__Work to complete__
Pull out every line below holding the word "title".

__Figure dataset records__

+ + + +

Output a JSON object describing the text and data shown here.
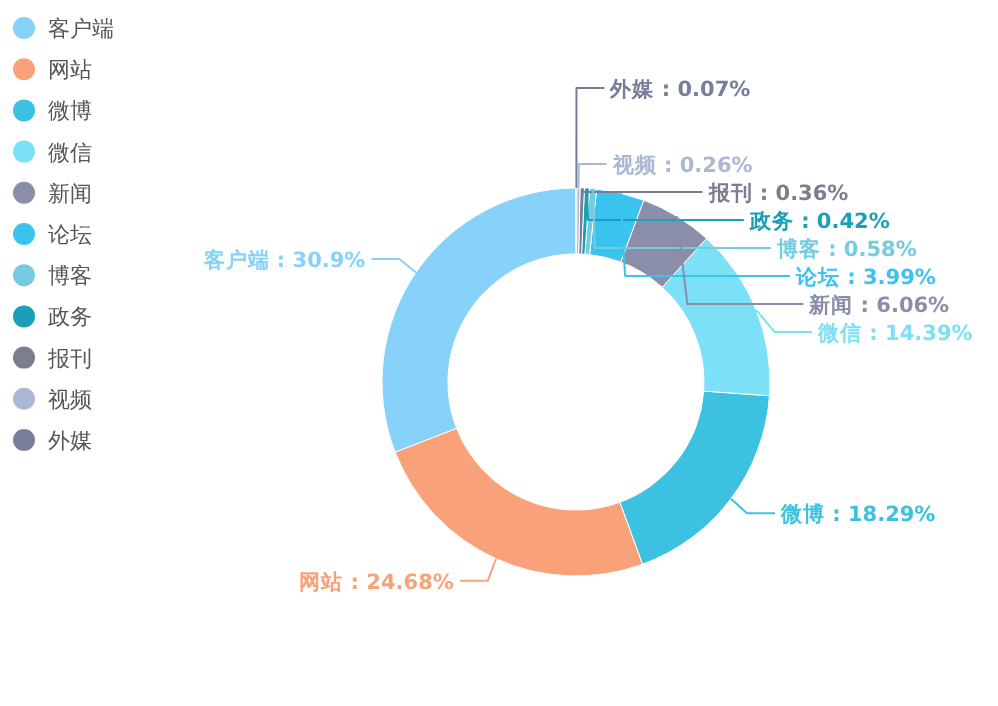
{
  "chart_data": {
    "type": "donut",
    "categories": [
      "客户端",
      "网站",
      "微博",
      "微信",
      "新闻",
      "论坛",
      "博客",
      "政务",
      "报刊",
      "视频",
      "外媒"
    ],
    "values": [
      30.9,
      24.68,
      18.29,
      14.39,
      6.06,
      3.99,
      0.58,
      0.42,
      0.36,
      0.26,
      0.07
    ],
    "colors": [
      "#87d2fb",
      "#f9a27a",
      "#3cc1e1",
      "#7ce0f7",
      "#8a8ea8",
      "#3bc3f0",
      "#75cbe0",
      "#1a9fb9",
      "#7b7e8c",
      "#a9b8d6",
      "#767e9a"
    ],
    "value_labels": [
      "客户端 : 30.9%",
      "网站 : 24.68%",
      "微博 : 18.29%",
      "微信 : 14.39%",
      "新闻 : 6.06%",
      "论坛 : 3.99%",
      "博客 : 0.58%",
      "政务 : 0.42%",
      "报刊 : 0.36%",
      "视频 : 0.26%",
      "外媒 : 0.07%"
    ],
    "legend": "left"
  }
}
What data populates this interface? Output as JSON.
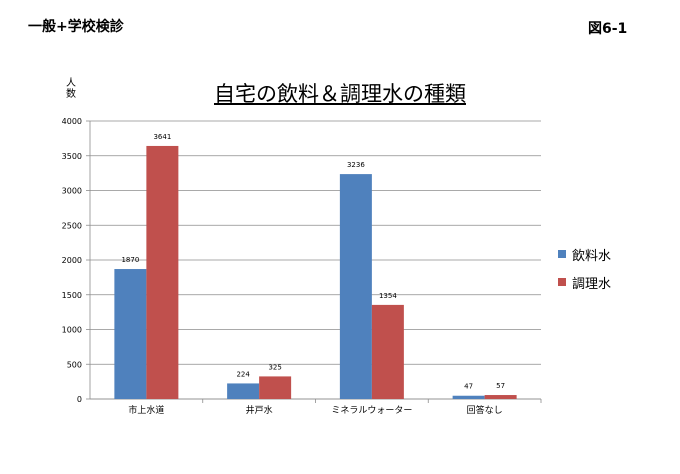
{
  "header": {
    "left_text": "一般+学校検診",
    "right_text": "図6-1"
  },
  "colors": {
    "series1": "#4F81BD",
    "series2": "#C0504D",
    "grid": "#8c8c8c"
  },
  "chart_data": {
    "type": "bar",
    "title": "自宅の飲料＆調理水の種類",
    "ylabel": "人数",
    "xlabel": "",
    "categories": [
      "市上水道",
      "井戸水",
      "ミネラルウォーター",
      "回答なし"
    ],
    "series": [
      {
        "name": "飲料水",
        "values": [
          1870,
          224,
          3236,
          47
        ]
      },
      {
        "name": "調理水",
        "values": [
          3641,
          325,
          1354,
          57
        ]
      }
    ],
    "ylim": [
      0,
      4000
    ],
    "yticks": [
      0,
      500,
      1000,
      1500,
      2000,
      2500,
      3000,
      3500,
      4000
    ],
    "grid": true,
    "legend": "right"
  }
}
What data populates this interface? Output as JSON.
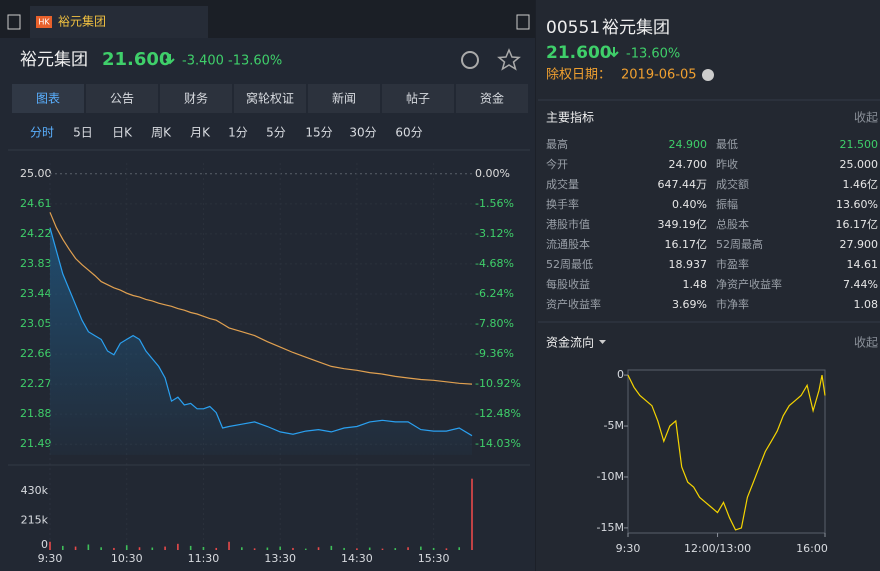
{
  "window": {
    "badge": "HK",
    "tab": "裕元集团"
  },
  "quote": {
    "name": "裕元集团",
    "price": "21.600",
    "change": "-3.400",
    "change_pct": "-13.60%"
  },
  "tabs": [
    "图表",
    "公告",
    "财务",
    "窝轮权证",
    "新闻",
    "帖子",
    "资金"
  ],
  "periods": [
    "分时",
    "5日",
    "日K",
    "周K",
    "月K",
    "1分",
    "5分",
    "15分",
    "30分",
    "60分"
  ],
  "price_chart": {
    "type": "line",
    "x": [
      0,
      5,
      10,
      15,
      20,
      25,
      30,
      35,
      40,
      45,
      50,
      55,
      60,
      65,
      70,
      75,
      80,
      85,
      90,
      95,
      100,
      105,
      110,
      115,
      120,
      125,
      130,
      135,
      140,
      150,
      160,
      170,
      180,
      190,
      200,
      210,
      220,
      230,
      240,
      250,
      260,
      270,
      280,
      290,
      300,
      310,
      320,
      330
    ],
    "series": [
      {
        "color": "#2aa0f0",
        "values": [
          24.3,
          24.0,
          23.7,
          23.5,
          23.3,
          23.1,
          22.95,
          22.9,
          22.85,
          22.7,
          22.65,
          22.8,
          22.85,
          22.9,
          22.85,
          22.7,
          22.6,
          22.5,
          22.35,
          22.05,
          22.1,
          22.0,
          22.02,
          21.95,
          21.95,
          21.98,
          21.9,
          21.7,
          21.72,
          21.75,
          21.78,
          21.72,
          21.65,
          21.62,
          21.66,
          21.68,
          21.65,
          21.7,
          21.72,
          21.78,
          21.8,
          21.78,
          21.78,
          21.68,
          21.66,
          21.66,
          21.7,
          21.6
        ]
      },
      {
        "color": "#e0a050",
        "values": [
          24.5,
          24.3,
          24.15,
          24.02,
          23.9,
          23.82,
          23.75,
          23.68,
          23.6,
          23.56,
          23.52,
          23.49,
          23.45,
          23.42,
          23.4,
          23.37,
          23.35,
          23.32,
          23.3,
          23.28,
          23.25,
          23.23,
          23.2,
          23.18,
          23.15,
          23.12,
          23.1,
          23.05,
          23.0,
          22.95,
          22.9,
          22.82,
          22.75,
          22.68,
          22.62,
          22.56,
          22.5,
          22.47,
          22.45,
          22.42,
          22.4,
          22.37,
          22.35,
          22.33,
          22.32,
          22.3,
          22.28,
          22.27
        ]
      }
    ],
    "ylim": [
      21.35,
      25.14
    ],
    "yticks": [
      {
        "value": 25,
        "label": "25.00"
      },
      {
        "value": 24.61,
        "label": "24.61"
      },
      {
        "value": 24.22,
        "label": "24.22"
      },
      {
        "value": 23.83,
        "label": "23.83"
      },
      {
        "value": 23.44,
        "label": "23.44"
      },
      {
        "value": 23.05,
        "label": "23.05"
      },
      {
        "value": 22.66,
        "label": "22.66"
      },
      {
        "value": 22.27,
        "label": "22.27"
      },
      {
        "value": 21.88,
        "label": "21.88"
      },
      {
        "value": 21.49,
        "label": "21.49"
      }
    ],
    "y2lim": [
      -14.6,
      0.56
    ],
    "y2ticks": [
      {
        "value": 0,
        "label": "0.00%"
      },
      {
        "value": -1.56,
        "label": "-1.56%"
      },
      {
        "value": -3.12,
        "label": "-3.12%"
      },
      {
        "value": -4.68,
        "label": "-4.68%"
      },
      {
        "value": -6.24,
        "label": "-6.24%"
      },
      {
        "value": -7.8,
        "label": "-7.80%"
      },
      {
        "value": -9.36,
        "label": "-9.36%"
      },
      {
        "value": -10.92,
        "label": "-10.92%"
      },
      {
        "value": -12.48,
        "label": "-12.48%"
      },
      {
        "value": -14.03,
        "label": "-14.03%"
      }
    ],
    "xlim": [
      0,
      330
    ],
    "xticks": [
      {
        "value": 0,
        "label": "9:30"
      },
      {
        "value": 60,
        "label": "10:30"
      },
      {
        "value": 120,
        "label": "11:30"
      },
      {
        "value": 180,
        "label": "13:30"
      },
      {
        "value": 240,
        "label": "14:30"
      },
      {
        "value": 300,
        "label": "15:30"
      }
    ]
  },
  "volume_chart": {
    "type": "bar",
    "x": [
      0,
      10,
      20,
      30,
      40,
      50,
      60,
      70,
      80,
      90,
      100,
      110,
      120,
      130,
      140,
      150,
      160,
      170,
      180,
      190,
      200,
      210,
      220,
      230,
      240,
      250,
      260,
      270,
      280,
      290,
      300,
      310,
      320,
      330
    ],
    "values": [
      60000,
      30000,
      25000,
      40000,
      20000,
      15000,
      35000,
      20000,
      18000,
      25000,
      45000,
      30000,
      22000,
      15000,
      60000,
      20000,
      12000,
      18000,
      25000,
      15000,
      10000,
      20000,
      30000,
      15000,
      12000,
      18000,
      10000,
      14000,
      20000,
      25000,
      15000,
      12000,
      20000,
      520000
    ],
    "colors": [
      "#e84a4a",
      "#3fbf5a",
      "#e84a4a",
      "#3fbf5a",
      "#3fbf5a",
      "#e84a4a",
      "#3fbf5a",
      "#e84a4a",
      "#3fbf5a",
      "#e84a4a",
      "#e84a4a",
      "#3fbf5a",
      "#3fbf5a",
      "#e84a4a",
      "#e84a4a",
      "#3fbf5a",
      "#e84a4a",
      "#3fbf5a",
      "#3fbf5a",
      "#e84a4a",
      "#3fbf5a",
      "#e84a4a",
      "#3fbf5a",
      "#3fbf5a",
      "#e84a4a",
      "#3fbf5a",
      "#e84a4a",
      "#3fbf5a",
      "#e84a4a",
      "#3fbf5a",
      "#3fbf5a",
      "#e84a4a",
      "#3fbf5a",
      "#e84a4a"
    ],
    "xlim": [
      0,
      330
    ],
    "ylim": [
      0,
      525000
    ],
    "yticks": [
      {
        "value": 430000,
        "label": "430k"
      },
      {
        "value": 215000,
        "label": "215k"
      },
      0
    ]
  },
  "panel": {
    "code": "00551",
    "name": "裕元集团",
    "price": "21.600",
    "change_pct": "-13.60%",
    "ex_label": "除权日期：",
    "ex_date": "2019-06-05"
  },
  "metrics": {
    "title": "主要指标",
    "toggle": "收起",
    "rows": [
      [
        "最高",
        "24.900",
        "最低",
        "21.500"
      ],
      [
        "今开",
        "24.700",
        "昨收",
        "25.000"
      ],
      [
        "成交量",
        "647.44万",
        "成交额",
        "1.46亿"
      ],
      [
        "换手率",
        "0.40%",
        "振幅",
        "13.60%"
      ],
      [
        "港股市值",
        "349.19亿",
        "总股本",
        "16.17亿"
      ],
      [
        "流通股本",
        "16.17亿",
        "52周最高",
        "27.900"
      ],
      [
        "52周最低",
        "18.937",
        "市盈率",
        "14.61"
      ],
      [
        "每股收益",
        "1.48",
        "净资产收益率",
        "7.44%"
      ],
      [
        "资产收益率",
        "3.69%",
        "市净率",
        "1.08"
      ]
    ]
  },
  "flow": {
    "title": "资金流向",
    "toggle": "收起",
    "chart": {
      "type": "line",
      "color": "#f5d400",
      "x": [
        0,
        10,
        20,
        30,
        40,
        50,
        60,
        70,
        80,
        90,
        100,
        110,
        120,
        130,
        140,
        150,
        160,
        170,
        180,
        190,
        200,
        210,
        220,
        230,
        240,
        250,
        260,
        270,
        280,
        290,
        300,
        310,
        320,
        325,
        330
      ],
      "values": [
        0,
        -1200000,
        -2000000,
        -2500000,
        -3000000,
        -4500000,
        -6500000,
        -5000000,
        -4500000,
        -9000000,
        -10500000,
        -11000000,
        -12000000,
        -12500000,
        -13000000,
        -13500000,
        -12500000,
        -14000000,
        -15200000,
        -15000000,
        -12000000,
        -10500000,
        -9000000,
        -7500000,
        -6500000,
        -5500000,
        -4000000,
        -3000000,
        -2500000,
        -2000000,
        -1000000,
        -3500000,
        -1500000,
        0,
        -2000000
      ],
      "xlim": [
        0,
        330
      ],
      "ylim": [
        -15500000,
        500000
      ],
      "yticks": [
        0,
        {
          "value": -5000000,
          "label": "-5M"
        },
        {
          "value": -10000000,
          "label": "-10M"
        },
        {
          "value": -15000000,
          "label": "-15M"
        }
      ],
      "xticks": [
        {
          "value": 0,
          "label": "9:30"
        },
        {
          "value": 150,
          "label": "12:00/13:00"
        },
        {
          "value": 330,
          "label": "16:00"
        }
      ]
    }
  }
}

+ + + +

__Solution to this exercise__
    "title": "自宅の飲料＆調理水の種類",
    "title": "主要指标",
    "title": "资金流向",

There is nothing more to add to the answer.